Compile every line that includes the word "Dimethylphenol".

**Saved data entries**
+-------+

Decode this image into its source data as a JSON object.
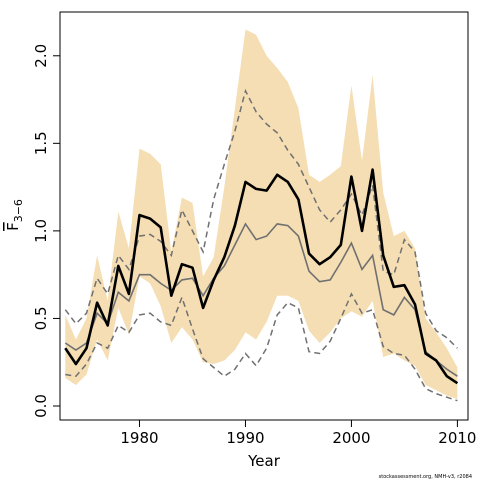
{
  "chart_data": {
    "type": "line",
    "xlabel": "Year",
    "ylabel": {
      "base": "F",
      "subscript": "3−6"
    },
    "credit": "stockassessment.org, NMH-v3, r2084",
    "xlim": [
      1972.5,
      2011
    ],
    "ylim": [
      -0.08,
      2.25
    ],
    "xticks": [
      1980,
      1990,
      2000,
      2010
    ],
    "yticks": [
      0.0,
      0.5,
      1.0,
      1.5,
      2.0
    ],
    "grid": false,
    "legend": "none",
    "colors": {
      "band": "#f5deb3",
      "estimate": "#000000",
      "secondary": "#707070",
      "bounds": "#707070"
    },
    "x": [
      1973,
      1974,
      1975,
      1976,
      1977,
      1978,
      1979,
      1980,
      1981,
      1982,
      1983,
      1984,
      1985,
      1986,
      1987,
      1988,
      1989,
      1990,
      1991,
      1992,
      1993,
      1994,
      1995,
      1996,
      1997,
      1998,
      1999,
      2000,
      2001,
      2002,
      2003,
      2004,
      2005,
      2006,
      2007,
      2008,
      2009,
      2010
    ],
    "series": [
      {
        "role": "band-upper",
        "values": [
          0.52,
          0.38,
          0.5,
          0.86,
          0.6,
          1.11,
          0.9,
          1.47,
          1.44,
          1.38,
          0.88,
          1.19,
          1.16,
          0.74,
          0.85,
          1.25,
          1.7,
          2.15,
          2.12,
          2.0,
          1.93,
          1.85,
          1.7,
          1.32,
          1.28,
          1.32,
          1.37,
          1.83,
          1.4,
          1.89,
          1.22,
          0.97,
          1.0,
          0.9,
          0.5,
          0.42,
          0.33,
          0.22
        ]
      },
      {
        "role": "band-lower",
        "values": [
          0.16,
          0.12,
          0.18,
          0.38,
          0.26,
          0.56,
          0.41,
          0.74,
          0.7,
          0.57,
          0.36,
          0.45,
          0.38,
          0.25,
          0.24,
          0.26,
          0.32,
          0.42,
          0.38,
          0.48,
          0.63,
          0.63,
          0.6,
          0.43,
          0.36,
          0.42,
          0.5,
          0.54,
          0.51,
          0.6,
          0.28,
          0.3,
          0.26,
          0.23,
          0.12,
          0.09,
          0.06,
          0.04
        ]
      },
      {
        "role": "estimate",
        "values": [
          0.33,
          0.24,
          0.33,
          0.59,
          0.46,
          0.8,
          0.64,
          1.09,
          1.07,
          1.02,
          0.63,
          0.81,
          0.79,
          0.56,
          0.72,
          0.85,
          1.03,
          1.28,
          1.24,
          1.23,
          1.32,
          1.28,
          1.18,
          0.87,
          0.81,
          0.85,
          0.92,
          1.31,
          1.0,
          1.35,
          0.86,
          0.68,
          0.69,
          0.58,
          0.3,
          0.26,
          0.17,
          0.13
        ]
      },
      {
        "role": "secondary",
        "values": [
          0.36,
          0.32,
          0.36,
          0.53,
          0.47,
          0.65,
          0.6,
          0.75,
          0.75,
          0.7,
          0.66,
          0.72,
          0.73,
          0.63,
          0.73,
          0.8,
          0.92,
          1.04,
          0.95,
          0.97,
          1.04,
          1.03,
          0.97,
          0.77,
          0.71,
          0.72,
          0.82,
          0.93,
          0.78,
          0.86,
          0.55,
          0.52,
          0.62,
          0.55,
          0.31,
          0.26,
          0.21,
          0.17
        ]
      },
      {
        "role": "upper-dashed",
        "values": [
          0.55,
          0.47,
          0.53,
          0.73,
          0.64,
          0.86,
          0.78,
          0.97,
          0.98,
          0.94,
          0.86,
          1.12,
          1.0,
          0.88,
          1.18,
          1.38,
          1.57,
          1.8,
          1.68,
          1.61,
          1.56,
          1.46,
          1.38,
          1.25,
          1.12,
          1.05,
          1.12,
          1.21,
          1.09,
          1.26,
          0.77,
          0.75,
          0.95,
          0.88,
          0.53,
          0.43,
          0.39,
          0.33
        ]
      },
      {
        "role": "lower-dashed",
        "values": [
          0.18,
          0.17,
          0.24,
          0.36,
          0.33,
          0.46,
          0.42,
          0.52,
          0.53,
          0.48,
          0.46,
          0.62,
          0.44,
          0.27,
          0.22,
          0.17,
          0.21,
          0.3,
          0.23,
          0.33,
          0.52,
          0.59,
          0.56,
          0.31,
          0.3,
          0.37,
          0.5,
          0.64,
          0.53,
          0.55,
          0.34,
          0.3,
          0.29,
          0.21,
          0.1,
          0.07,
          0.05,
          0.03
        ]
      }
    ]
  }
}
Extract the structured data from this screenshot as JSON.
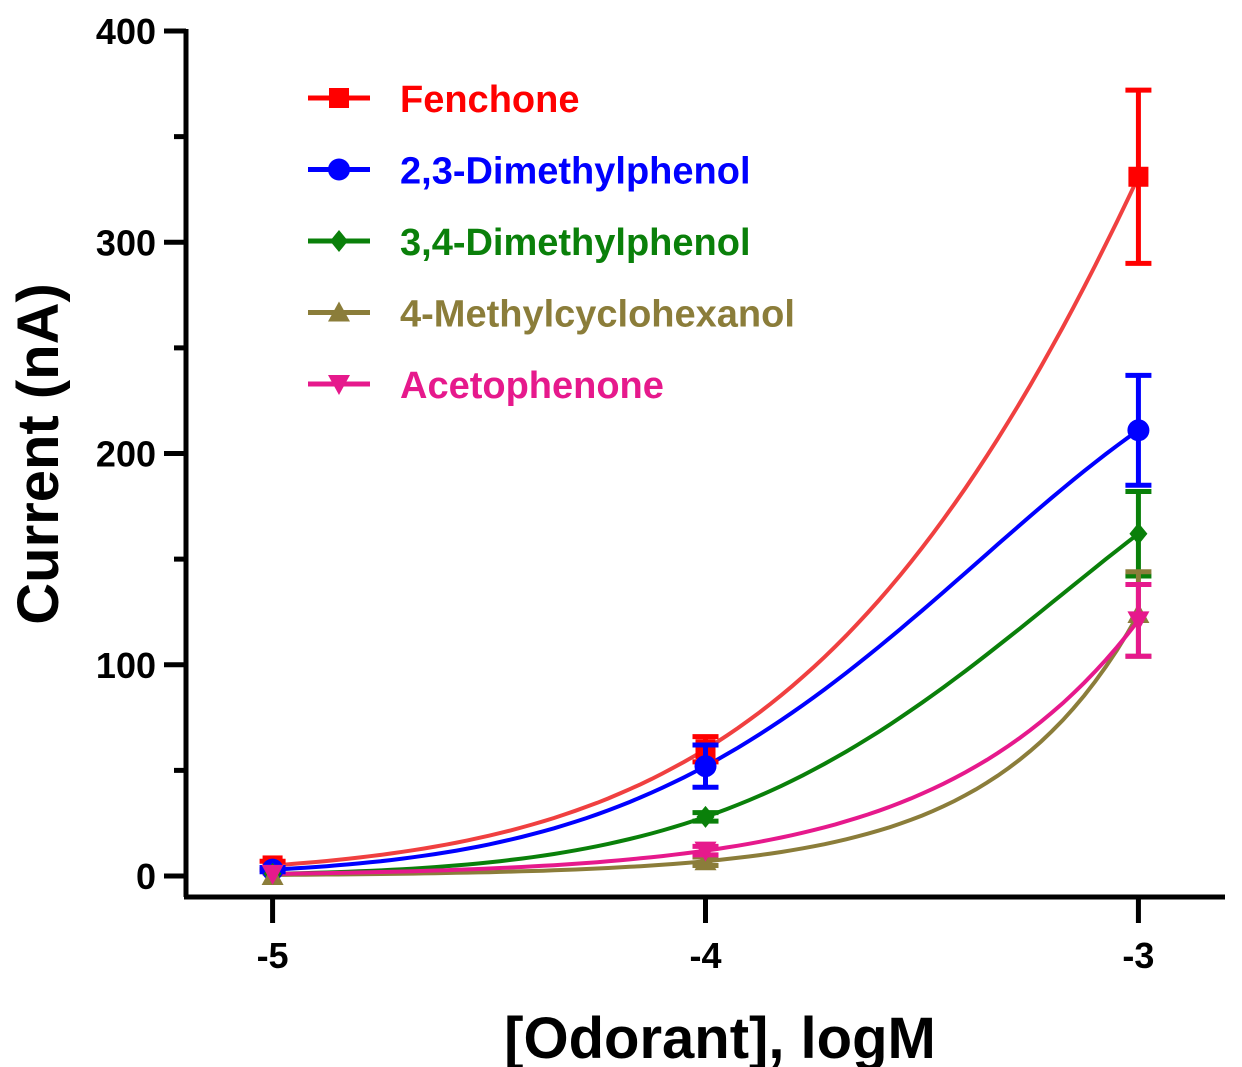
{
  "chart_data": {
    "type": "line",
    "xlabel": "[Odorant], logM",
    "ylabel": "Current (nA)",
    "xlim": [
      -5.2,
      -2.8
    ],
    "ylim": [
      0,
      400
    ],
    "x_ticks": [
      -5,
      -4,
      -3
    ],
    "x_tick_labels": [
      "-5",
      "-4",
      "-3"
    ],
    "y_ticks": [
      0,
      100,
      200,
      300,
      400
    ],
    "y_tick_labels": [
      "0",
      "100",
      "200",
      "300",
      "400"
    ],
    "y_minor_step": 50,
    "legend_position": "top-left",
    "grid": false,
    "series": [
      {
        "name": "Fenchone",
        "color": "#ff0000",
        "line_color": "#f04040",
        "marker": "square",
        "x": [
          -5,
          -4,
          -3
        ],
        "y": [
          5,
          60,
          331
        ],
        "err": [
          2,
          6,
          41
        ]
      },
      {
        "name": "2,3-Dimethylphenol",
        "color": "#0000ff",
        "line_color": "#0000ff",
        "marker": "circle",
        "x": [
          -5,
          -4,
          -3
        ],
        "y": [
          3,
          52,
          211
        ],
        "err": [
          1,
          10,
          26
        ]
      },
      {
        "name": "3,4-Dimethylphenol",
        "color": "#0a800a",
        "line_color": "#0a800a",
        "marker": "diamond",
        "x": [
          -5,
          -4,
          -3
        ],
        "y": [
          1,
          28,
          162
        ],
        "err": [
          0,
          2,
          20
        ]
      },
      {
        "name": "4-Methylcyclohexanol",
        "color": "#8b7d3a",
        "line_color": "#8b7d3a",
        "marker": "triangle-up",
        "x": [
          -5,
          -4,
          -3
        ],
        "y": [
          0,
          7,
          124
        ],
        "err": [
          0,
          2,
          20
        ]
      },
      {
        "name": "Acetophenone",
        "color": "#e6198c",
        "line_color": "#e6198c",
        "marker": "triangle-down",
        "x": [
          -5,
          -4,
          -3
        ],
        "y": [
          1,
          12,
          121
        ],
        "err": [
          0,
          2,
          17
        ]
      }
    ]
  }
}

+-------+

**Written answer**
        "name": "2,3-Dimethylphenol",
        "name": "3,4-Dimethylphenol",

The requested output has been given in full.